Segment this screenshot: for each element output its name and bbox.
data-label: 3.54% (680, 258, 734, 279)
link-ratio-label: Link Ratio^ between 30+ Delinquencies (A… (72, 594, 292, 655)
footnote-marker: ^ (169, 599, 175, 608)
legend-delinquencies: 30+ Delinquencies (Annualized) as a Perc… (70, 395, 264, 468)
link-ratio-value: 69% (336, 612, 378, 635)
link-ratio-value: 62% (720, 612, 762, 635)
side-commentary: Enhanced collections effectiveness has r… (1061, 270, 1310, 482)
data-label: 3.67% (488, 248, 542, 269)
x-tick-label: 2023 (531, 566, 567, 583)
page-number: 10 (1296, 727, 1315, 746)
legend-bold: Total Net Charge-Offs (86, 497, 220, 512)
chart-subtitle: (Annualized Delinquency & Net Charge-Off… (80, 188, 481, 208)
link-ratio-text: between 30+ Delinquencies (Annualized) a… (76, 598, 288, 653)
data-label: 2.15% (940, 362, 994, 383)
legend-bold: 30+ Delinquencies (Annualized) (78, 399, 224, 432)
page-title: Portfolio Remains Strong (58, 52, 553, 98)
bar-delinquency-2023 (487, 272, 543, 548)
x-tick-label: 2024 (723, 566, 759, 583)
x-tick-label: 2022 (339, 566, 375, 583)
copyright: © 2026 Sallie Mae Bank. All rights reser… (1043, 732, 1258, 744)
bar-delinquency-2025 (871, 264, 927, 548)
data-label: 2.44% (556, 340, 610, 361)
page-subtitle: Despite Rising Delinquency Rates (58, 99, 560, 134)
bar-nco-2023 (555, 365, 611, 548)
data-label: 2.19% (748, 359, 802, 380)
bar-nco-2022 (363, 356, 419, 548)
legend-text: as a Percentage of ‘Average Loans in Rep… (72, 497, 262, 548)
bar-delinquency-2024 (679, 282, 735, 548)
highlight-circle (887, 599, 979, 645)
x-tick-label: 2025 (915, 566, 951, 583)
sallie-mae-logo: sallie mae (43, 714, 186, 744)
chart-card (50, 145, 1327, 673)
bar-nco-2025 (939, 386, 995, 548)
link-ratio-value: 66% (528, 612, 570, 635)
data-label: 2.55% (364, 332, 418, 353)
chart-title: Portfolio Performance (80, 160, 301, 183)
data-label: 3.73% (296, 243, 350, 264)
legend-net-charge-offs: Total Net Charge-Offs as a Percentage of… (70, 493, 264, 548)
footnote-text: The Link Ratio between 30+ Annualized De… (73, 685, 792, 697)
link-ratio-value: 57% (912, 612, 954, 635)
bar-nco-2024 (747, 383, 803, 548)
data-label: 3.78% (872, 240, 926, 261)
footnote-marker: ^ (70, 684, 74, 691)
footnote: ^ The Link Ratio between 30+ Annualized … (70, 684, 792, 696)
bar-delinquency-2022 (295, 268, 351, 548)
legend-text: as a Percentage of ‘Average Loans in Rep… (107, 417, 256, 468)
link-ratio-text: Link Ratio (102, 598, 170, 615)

::::

Give every line of the records above as a numbered list, leaving out any blank lines.

1. Segment this screenshot: for each element output its name and bbox.
2. data-label: 3.54% (680, 258, 734, 279)
3. link-ratio-label: Link Ratio^ between 30+ Delinquencies (A… (72, 594, 292, 655)
4. footnote-marker: ^ (169, 599, 175, 608)
5. legend-delinquencies: 30+ Delinquencies (Annualized) as a Perc… (70, 395, 264, 468)
6. link-ratio-value: 69% (336, 612, 378, 635)
7. link-ratio-value: 62% (720, 612, 762, 635)
8. side-commentary: Enhanced collections effectiveness has r… (1061, 270, 1310, 482)
9. data-label: 3.67% (488, 248, 542, 269)
10. x-tick-label: 2023 (531, 566, 567, 583)
11. page-number: 10 (1296, 727, 1315, 746)
12. legend-bold: Total Net Charge-Offs (86, 497, 220, 512)
13. chart-subtitle: (Annualized Delinquency & Net Charge-Off… (80, 188, 481, 208)
14. link-ratio-text: between 30+ Delinquencies (Annualized) a… (76, 598, 288, 653)
15. data-label: 2.15% (940, 362, 994, 383)
16. legend-bold: 30+ Delinquencies (Annualized) (78, 399, 224, 432)
17. page-title: Portfolio Remains Strong (58, 52, 553, 98)
18. bar-delinquency-2023 (487, 272, 543, 548)
19. x-tick-label: 2024 (723, 566, 759, 583)
20. x-tick-label: 2022 (339, 566, 375, 583)
21. copyright: © 2026 Sallie Mae Bank. All rights reser… (1043, 732, 1258, 744)
22. bar-delinquency-2025 (871, 264, 927, 548)
23. data-label: 2.44% (556, 340, 610, 361)
24. page-subtitle: Despite Rising Delinquency Rates (58, 99, 560, 134)
25. bar-nco-2023 (555, 365, 611, 548)
26. data-label: 2.19% (748, 359, 802, 380)
27. bar-nco-2022 (363, 356, 419, 548)
28. legend-text: as a Percentage of ‘Average Loans in Rep… (72, 497, 262, 548)
29. bar-delinquency-2024 (679, 282, 735, 548)
30. highlight-circle (887, 599, 979, 645)
31. x-tick-label: 2025 (915, 566, 951, 583)
32. sallie-mae-logo: sallie mae (43, 714, 186, 744)
33. chart-card (50, 145, 1327, 673)
34. bar-nco-2025 (939, 386, 995, 548)
35. link-ratio-value: 66% (528, 612, 570, 635)
36. data-label: 2.55% (364, 332, 418, 353)
37. chart-title: Portfolio Performance (80, 160, 301, 183)
38. data-label: 3.73% (296, 243, 350, 264)
39. legend-net-charge-offs: Total Net Charge-Offs as a Percentage of… (70, 493, 264, 548)
40. footnote-text: The Link Ratio between 30+ Annualized De… (73, 685, 792, 697)
41. link-ratio-value: 57% (912, 612, 954, 635)
42. bar-nco-2024 (747, 383, 803, 548)
43. data-label: 3.78% (872, 240, 926, 261)
44. footnote-marker: ^ (70, 684, 74, 691)
45. footnote: ^ The Link Ratio between 30+ Annualized … (70, 684, 792, 696)
46. bar-delinquency-2022 (295, 268, 351, 548)
47. legend-text: as a Percentage of ‘Average Loans in Rep… (107, 417, 256, 468)
48. link-ratio-text: Link Ratio (102, 598, 170, 615)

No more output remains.